## EXERCISE GOAL
Please print the full listing exactly.

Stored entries
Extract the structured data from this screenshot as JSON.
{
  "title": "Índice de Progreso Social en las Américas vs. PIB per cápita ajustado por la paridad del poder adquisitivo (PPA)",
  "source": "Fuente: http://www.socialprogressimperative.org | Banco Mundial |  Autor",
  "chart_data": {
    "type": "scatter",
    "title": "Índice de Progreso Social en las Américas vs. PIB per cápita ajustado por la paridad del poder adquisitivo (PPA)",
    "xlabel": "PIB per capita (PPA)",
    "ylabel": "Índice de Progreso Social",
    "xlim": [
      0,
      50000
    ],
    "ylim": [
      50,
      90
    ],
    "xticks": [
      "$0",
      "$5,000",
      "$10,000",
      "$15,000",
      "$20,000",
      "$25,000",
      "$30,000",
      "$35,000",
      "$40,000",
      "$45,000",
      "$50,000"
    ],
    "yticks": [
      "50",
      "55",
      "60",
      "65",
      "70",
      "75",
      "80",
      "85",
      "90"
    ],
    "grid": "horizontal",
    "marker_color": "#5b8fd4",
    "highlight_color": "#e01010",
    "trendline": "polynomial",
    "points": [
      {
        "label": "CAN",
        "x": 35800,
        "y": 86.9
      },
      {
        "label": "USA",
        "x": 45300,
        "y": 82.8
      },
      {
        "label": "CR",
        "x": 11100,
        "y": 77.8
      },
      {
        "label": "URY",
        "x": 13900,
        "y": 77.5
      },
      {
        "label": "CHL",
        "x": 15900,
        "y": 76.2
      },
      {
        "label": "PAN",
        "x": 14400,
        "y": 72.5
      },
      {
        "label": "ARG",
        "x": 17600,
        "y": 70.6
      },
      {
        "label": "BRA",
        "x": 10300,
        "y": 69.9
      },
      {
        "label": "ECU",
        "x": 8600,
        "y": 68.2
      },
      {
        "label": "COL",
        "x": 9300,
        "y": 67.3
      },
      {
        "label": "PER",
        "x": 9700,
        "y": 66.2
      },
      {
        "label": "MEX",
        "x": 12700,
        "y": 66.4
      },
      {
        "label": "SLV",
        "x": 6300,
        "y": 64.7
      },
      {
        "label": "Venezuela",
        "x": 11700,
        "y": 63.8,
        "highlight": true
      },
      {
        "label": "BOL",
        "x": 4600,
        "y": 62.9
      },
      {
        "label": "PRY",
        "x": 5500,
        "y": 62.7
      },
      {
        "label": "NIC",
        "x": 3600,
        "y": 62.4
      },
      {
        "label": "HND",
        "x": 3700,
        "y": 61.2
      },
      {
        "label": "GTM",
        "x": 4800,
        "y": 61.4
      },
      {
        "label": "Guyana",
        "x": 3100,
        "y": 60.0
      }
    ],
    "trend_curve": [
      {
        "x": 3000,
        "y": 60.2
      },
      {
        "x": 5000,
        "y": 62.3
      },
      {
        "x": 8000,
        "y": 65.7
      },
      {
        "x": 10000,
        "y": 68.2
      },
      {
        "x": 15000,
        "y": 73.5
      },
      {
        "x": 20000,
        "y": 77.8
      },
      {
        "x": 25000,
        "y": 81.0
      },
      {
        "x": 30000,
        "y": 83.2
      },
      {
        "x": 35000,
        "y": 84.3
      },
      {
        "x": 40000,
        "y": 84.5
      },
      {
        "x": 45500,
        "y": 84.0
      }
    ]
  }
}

## ANSWER TO THIS EXERCISE
Extract the structured data from this screenshot as JSON.
{
  "title": "Índice de Progreso Social en las Américas vs. PIB per cápita ajustado por la paridad del poder adquisitivo (PPA)",
  "source": "Fuente: http://www.socialprogressimperative.org | Banco Mundial |  Autor",
  "chart_data": {
    "type": "scatter",
    "title": "Índice de Progreso Social en las Américas vs. PIB per cápita ajustado por la paridad del poder adquisitivo (PPA)",
    "xlabel": "PIB per capita (PPA)",
    "ylabel": "Índice de Progreso Social",
    "xlim": [
      0,
      50000
    ],
    "ylim": [
      50,
      90
    ],
    "xticks": [
      "$0",
      "$5,000",
      "$10,000",
      "$15,000",
      "$20,000",
      "$25,000",
      "$30,000",
      "$35,000",
      "$40,000",
      "$45,000",
      "$50,000"
    ],
    "yticks": [
      "50",
      "55",
      "60",
      "65",
      "70",
      "75",
      "80",
      "85",
      "90"
    ],
    "grid": "horizontal",
    "marker_color": "#5b8fd4",
    "highlight_color": "#e01010",
    "trendline": "polynomial",
    "points": [
      {
        "label": "CAN",
        "x": 35800,
        "y": 86.9
      },
      {
        "label": "USA",
        "x": 45300,
        "y": 82.8
      },
      {
        "label": "CR",
        "x": 11100,
        "y": 77.8
      },
      {
        "label": "URY",
        "x": 13900,
        "y": 77.5
      },
      {
        "label": "CHL",
        "x": 15900,
        "y": 76.2
      },
      {
        "label": "PAN",
        "x": 14400,
        "y": 72.5
      },
      {
        "label": "ARG",
        "x": 17600,
        "y": 70.6
      },
      {
        "label": "BRA",
        "x": 10300,
        "y": 69.9
      },
      {
        "label": "ECU",
        "x": 8600,
        "y": 68.2
      },
      {
        "label": "COL",
        "x": 9300,
        "y": 67.3
      },
      {
        "label": "PER",
        "x": 9700,
        "y": 66.2
      },
      {
        "label": "MEX",
        "x": 12700,
        "y": 66.4
      },
      {
        "label": "SLV",
        "x": 6300,
        "y": 64.7
      },
      {
        "label": "Venezuela",
        "x": 11700,
        "y": 63.8,
        "highlight": true
      },
      {
        "label": "BOL",
        "x": 4600,
        "y": 62.9
      },
      {
        "label": "PRY",
        "x": 5500,
        "y": 62.7
      },
      {
        "label": "NIC",
        "x": 3600,
        "y": 62.4
      },
      {
        "label": "HND",
        "x": 3700,
        "y": 61.2
      },
      {
        "label": "GTM",
        "x": 4800,
        "y": 61.4
      },
      {
        "label": "Guyana",
        "x": 3100,
        "y": 60.0
      }
    ],
    "trend_curve": [
      {
        "x": 3000,
        "y": 60.2
      },
      {
        "x": 5000,
        "y": 62.3
      },
      {
        "x": 8000,
        "y": 65.7
      },
      {
        "x": 10000,
        "y": 68.2
      },
      {
        "x": 15000,
        "y": 73.5
      },
      {
        "x": 20000,
        "y": 77.8
      },
      {
        "x": 25000,
        "y": 81.0
      },
      {
        "x": 30000,
        "y": 83.2
      },
      {
        "x": 35000,
        "y": 84.3
      },
      {
        "x": 40000,
        "y": 84.5
      },
      {
        "x": 45500,
        "y": 84.0
      }
    ]
  }
}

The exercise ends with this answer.